▸ Prompt A: Copy the blog post about the Stella snowstorm between "I’m going to" and "way it did.", inclusive, replacing "promise" with "swear".
▸ Prompt B: In the blog post about the Stella snowstorm, which storm kept the writer from going to work?
▸ Prompt C: Continue the blog post about the Stella snowstorm from where it stops.

▸ Passage provided:
I’m going to be honest with you right away: I seriously want to make a pun and/or reference to A Streetcar Named Desire or How Stella Got Her Groove Back, but I’ll refrain. I promise.
Welcome to my mind. It’s not the most coherent piece I’ve written, but coming as a form of meditation, I’m surprised it took shape the way it did.
- Monkey Mind
It’s been over a year since I started this blog. A lot has happened. A lot is happening. My first blog was on the snow storm that hit Baltimore. Jonas kept me from going to work, and left many, including myself, without power. Recently, if you’re reading this and you’re not in the US, the blizzard (snowstorm) known as Stella came through the East Coast. They really played her up. I mean, meteorologists were terrified, claiming that places could see up to 20 inches, which some did come close to. Baltimore was supposed to get hit hard as well. People were losing their minds about the Biblical proportions coming our way. Bread, milk, toilet paper, and water were disappearing from store shelves. Businesses closed in advance, but the statements proved hyperbolic, to say the least. Then little happened. It was such a major difference to the one that I started all this with. It reminded me of it though. So, I thought I would reflect some.

▸ Information shown:
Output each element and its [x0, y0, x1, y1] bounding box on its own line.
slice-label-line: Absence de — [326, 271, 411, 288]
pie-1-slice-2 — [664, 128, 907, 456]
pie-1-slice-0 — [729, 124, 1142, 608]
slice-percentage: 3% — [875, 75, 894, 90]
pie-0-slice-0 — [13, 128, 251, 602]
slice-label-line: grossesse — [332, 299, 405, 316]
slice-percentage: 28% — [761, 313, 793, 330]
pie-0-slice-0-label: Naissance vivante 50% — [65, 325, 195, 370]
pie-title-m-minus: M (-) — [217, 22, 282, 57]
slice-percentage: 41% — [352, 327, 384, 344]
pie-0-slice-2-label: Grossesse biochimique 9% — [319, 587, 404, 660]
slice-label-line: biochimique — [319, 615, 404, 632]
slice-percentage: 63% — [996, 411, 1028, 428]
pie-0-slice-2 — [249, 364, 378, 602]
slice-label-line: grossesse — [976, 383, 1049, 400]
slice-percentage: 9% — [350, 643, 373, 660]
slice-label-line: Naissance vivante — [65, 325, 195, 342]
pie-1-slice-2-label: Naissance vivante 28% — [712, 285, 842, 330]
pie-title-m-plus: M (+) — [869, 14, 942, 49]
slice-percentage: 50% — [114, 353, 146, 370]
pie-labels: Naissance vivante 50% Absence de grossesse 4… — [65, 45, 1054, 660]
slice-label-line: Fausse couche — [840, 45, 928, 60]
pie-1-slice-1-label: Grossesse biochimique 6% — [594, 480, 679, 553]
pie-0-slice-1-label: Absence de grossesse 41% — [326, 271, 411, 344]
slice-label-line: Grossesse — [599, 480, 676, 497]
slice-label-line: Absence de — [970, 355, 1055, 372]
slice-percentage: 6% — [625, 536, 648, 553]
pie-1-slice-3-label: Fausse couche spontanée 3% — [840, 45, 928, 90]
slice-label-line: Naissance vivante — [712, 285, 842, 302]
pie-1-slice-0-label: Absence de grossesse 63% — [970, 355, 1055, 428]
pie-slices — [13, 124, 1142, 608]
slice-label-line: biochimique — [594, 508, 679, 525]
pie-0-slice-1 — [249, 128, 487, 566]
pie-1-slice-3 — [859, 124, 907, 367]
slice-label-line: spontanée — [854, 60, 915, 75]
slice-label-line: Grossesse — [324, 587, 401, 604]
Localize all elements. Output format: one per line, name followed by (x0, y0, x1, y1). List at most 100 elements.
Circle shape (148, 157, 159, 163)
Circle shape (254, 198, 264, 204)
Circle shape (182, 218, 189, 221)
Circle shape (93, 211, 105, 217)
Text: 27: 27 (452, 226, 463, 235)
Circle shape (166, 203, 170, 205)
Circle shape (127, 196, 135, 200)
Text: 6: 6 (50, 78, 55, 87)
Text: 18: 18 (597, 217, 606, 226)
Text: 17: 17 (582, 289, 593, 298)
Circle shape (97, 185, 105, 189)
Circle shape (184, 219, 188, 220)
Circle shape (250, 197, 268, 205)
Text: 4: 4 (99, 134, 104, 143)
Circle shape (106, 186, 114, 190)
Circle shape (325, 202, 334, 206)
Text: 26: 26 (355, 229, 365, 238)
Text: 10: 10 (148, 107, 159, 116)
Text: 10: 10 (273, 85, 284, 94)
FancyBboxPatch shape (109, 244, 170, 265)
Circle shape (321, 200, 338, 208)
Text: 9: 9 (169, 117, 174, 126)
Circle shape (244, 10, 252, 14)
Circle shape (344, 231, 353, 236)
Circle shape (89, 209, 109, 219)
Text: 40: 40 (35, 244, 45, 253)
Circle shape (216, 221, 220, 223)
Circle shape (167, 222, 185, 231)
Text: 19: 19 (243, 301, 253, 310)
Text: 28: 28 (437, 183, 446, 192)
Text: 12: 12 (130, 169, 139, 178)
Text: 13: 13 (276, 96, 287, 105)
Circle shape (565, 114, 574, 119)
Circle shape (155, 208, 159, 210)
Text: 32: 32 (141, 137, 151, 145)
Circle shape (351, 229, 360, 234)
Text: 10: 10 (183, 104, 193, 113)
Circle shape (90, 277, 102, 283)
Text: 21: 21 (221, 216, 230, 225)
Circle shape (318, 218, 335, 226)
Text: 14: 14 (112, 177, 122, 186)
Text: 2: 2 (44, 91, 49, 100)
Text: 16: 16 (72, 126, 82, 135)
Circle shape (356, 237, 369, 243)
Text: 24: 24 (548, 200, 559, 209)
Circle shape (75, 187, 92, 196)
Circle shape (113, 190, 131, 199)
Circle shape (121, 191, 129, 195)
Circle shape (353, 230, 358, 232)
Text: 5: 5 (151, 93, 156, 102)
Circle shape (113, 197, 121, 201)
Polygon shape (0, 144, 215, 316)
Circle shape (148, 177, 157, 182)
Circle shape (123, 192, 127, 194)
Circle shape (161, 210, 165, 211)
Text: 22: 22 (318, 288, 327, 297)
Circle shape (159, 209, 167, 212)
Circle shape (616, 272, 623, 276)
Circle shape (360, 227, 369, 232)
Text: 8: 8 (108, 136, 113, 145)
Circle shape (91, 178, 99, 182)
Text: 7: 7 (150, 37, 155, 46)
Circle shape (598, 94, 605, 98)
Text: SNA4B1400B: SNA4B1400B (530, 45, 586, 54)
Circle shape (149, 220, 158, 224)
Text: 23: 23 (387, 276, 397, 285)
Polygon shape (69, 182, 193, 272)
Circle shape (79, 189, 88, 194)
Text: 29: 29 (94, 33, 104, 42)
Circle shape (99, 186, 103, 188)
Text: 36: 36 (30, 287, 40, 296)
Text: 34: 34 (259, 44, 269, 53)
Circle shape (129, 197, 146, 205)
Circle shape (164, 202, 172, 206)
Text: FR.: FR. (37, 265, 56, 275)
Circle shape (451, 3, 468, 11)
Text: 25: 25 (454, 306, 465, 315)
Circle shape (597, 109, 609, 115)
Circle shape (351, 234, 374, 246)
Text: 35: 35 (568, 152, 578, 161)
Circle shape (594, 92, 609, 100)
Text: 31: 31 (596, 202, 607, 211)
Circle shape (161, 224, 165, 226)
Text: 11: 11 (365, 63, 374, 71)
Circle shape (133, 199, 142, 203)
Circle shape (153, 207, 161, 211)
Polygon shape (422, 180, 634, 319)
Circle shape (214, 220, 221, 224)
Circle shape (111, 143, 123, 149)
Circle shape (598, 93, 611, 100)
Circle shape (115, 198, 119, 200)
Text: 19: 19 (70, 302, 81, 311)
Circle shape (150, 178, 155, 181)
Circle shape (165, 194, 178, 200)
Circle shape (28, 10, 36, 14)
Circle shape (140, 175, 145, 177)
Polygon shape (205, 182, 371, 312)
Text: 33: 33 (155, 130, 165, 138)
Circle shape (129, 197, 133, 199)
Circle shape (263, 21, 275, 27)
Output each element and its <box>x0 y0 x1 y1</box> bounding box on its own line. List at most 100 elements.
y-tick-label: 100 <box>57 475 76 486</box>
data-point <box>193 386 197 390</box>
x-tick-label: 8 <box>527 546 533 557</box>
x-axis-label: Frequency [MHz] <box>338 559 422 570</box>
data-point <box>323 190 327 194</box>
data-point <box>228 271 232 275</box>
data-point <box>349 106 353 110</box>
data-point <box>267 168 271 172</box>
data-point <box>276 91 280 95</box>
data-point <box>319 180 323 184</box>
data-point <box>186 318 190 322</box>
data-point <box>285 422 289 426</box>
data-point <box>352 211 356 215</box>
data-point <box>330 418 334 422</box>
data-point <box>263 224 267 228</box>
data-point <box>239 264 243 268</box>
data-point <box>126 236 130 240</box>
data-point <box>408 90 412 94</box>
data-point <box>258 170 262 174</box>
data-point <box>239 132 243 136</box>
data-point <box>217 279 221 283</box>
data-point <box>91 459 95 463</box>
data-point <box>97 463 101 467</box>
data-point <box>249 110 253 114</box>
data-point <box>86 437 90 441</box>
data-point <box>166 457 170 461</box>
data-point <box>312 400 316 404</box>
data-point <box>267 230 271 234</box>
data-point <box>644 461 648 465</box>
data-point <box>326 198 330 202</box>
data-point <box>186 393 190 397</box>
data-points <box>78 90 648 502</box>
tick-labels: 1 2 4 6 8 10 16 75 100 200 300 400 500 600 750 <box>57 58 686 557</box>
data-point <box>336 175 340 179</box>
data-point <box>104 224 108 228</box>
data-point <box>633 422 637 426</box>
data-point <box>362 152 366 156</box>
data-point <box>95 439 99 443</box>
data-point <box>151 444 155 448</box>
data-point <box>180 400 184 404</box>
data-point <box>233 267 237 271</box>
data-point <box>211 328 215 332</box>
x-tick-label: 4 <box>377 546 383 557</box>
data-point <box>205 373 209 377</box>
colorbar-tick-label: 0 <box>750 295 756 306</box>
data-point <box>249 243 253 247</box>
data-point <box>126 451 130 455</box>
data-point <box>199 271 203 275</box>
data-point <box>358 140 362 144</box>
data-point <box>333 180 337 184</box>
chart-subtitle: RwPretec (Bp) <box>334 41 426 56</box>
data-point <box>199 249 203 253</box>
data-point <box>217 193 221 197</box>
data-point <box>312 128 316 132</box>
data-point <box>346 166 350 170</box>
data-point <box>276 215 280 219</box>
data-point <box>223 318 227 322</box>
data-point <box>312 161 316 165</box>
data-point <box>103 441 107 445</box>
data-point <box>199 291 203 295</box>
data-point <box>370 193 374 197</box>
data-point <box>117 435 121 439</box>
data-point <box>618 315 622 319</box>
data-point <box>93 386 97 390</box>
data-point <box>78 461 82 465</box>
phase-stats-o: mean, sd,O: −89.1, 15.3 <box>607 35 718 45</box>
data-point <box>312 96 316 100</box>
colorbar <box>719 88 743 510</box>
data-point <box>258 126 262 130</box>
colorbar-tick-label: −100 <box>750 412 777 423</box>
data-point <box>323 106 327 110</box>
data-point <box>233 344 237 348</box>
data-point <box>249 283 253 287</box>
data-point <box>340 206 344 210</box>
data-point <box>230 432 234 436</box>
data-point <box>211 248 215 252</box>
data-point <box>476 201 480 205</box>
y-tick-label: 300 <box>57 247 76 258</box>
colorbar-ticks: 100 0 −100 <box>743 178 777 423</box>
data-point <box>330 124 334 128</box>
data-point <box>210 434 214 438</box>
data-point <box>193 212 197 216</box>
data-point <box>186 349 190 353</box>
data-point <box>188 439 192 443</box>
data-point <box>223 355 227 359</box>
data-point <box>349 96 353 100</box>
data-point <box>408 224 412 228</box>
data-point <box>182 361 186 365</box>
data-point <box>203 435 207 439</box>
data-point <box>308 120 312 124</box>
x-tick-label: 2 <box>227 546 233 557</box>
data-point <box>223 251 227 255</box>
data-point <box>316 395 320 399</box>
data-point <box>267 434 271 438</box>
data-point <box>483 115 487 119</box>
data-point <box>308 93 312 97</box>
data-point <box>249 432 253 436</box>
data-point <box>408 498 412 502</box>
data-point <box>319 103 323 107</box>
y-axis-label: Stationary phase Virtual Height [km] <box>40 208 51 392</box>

▸ Task output A:
I’m going to be honest with you right away: I seriously want to make a pun and/or reference to A Streetcar Named Desire or How Stella Got Her Groove Back, but I’ll refrain. I swear.
Welcome to my mind. It’s not the most coherent piece I’ve written, but coming as a form of meditation, I’m surprised it took shape the way it did.

▸ Task output B: Jonas

▸ Task output C:
I try hard to challenge myself, write every single day, but still keep it all together. I am not always successful. Yet, I’ve learned to forgive myself, move on, and try again the next day. You might be surprised, but I really like writing. I love the arts, which are in jeopardy as we speak, er— read/write. Well, they are in the U.S. at the moment anyway… So, Stella. Right. I was talking about that, and how I challenge myself. That’s another reason I write these blogs, not just because I wanted something to keep this site active. Although, that was one of my original points for this blog.
When I started this, I was writing my book. I was in the MFA program at the University of Baltimore, working full-time, and losing my mind. I’d say the only thing that’s changed is that I graduated so I’m no longer in the program. I still see and spend time with many people from there though. Of course, I’ve also lost touch with some, but such is life. Makes it easier to write about them though, if I’m being completely honest. Albeit, I’m still working a job and losing my mind. I still have copies left from the original printing, with all the overlooked mistakes that have been pointed out to me by obnoxious readers. Relax, my first self-publishing gig isn’t going to be perfect. Mistakes are inevitable. Not that there were a lot of mistakes… Anyway, it’s crazy to think how far I’ve come and how far I want to go.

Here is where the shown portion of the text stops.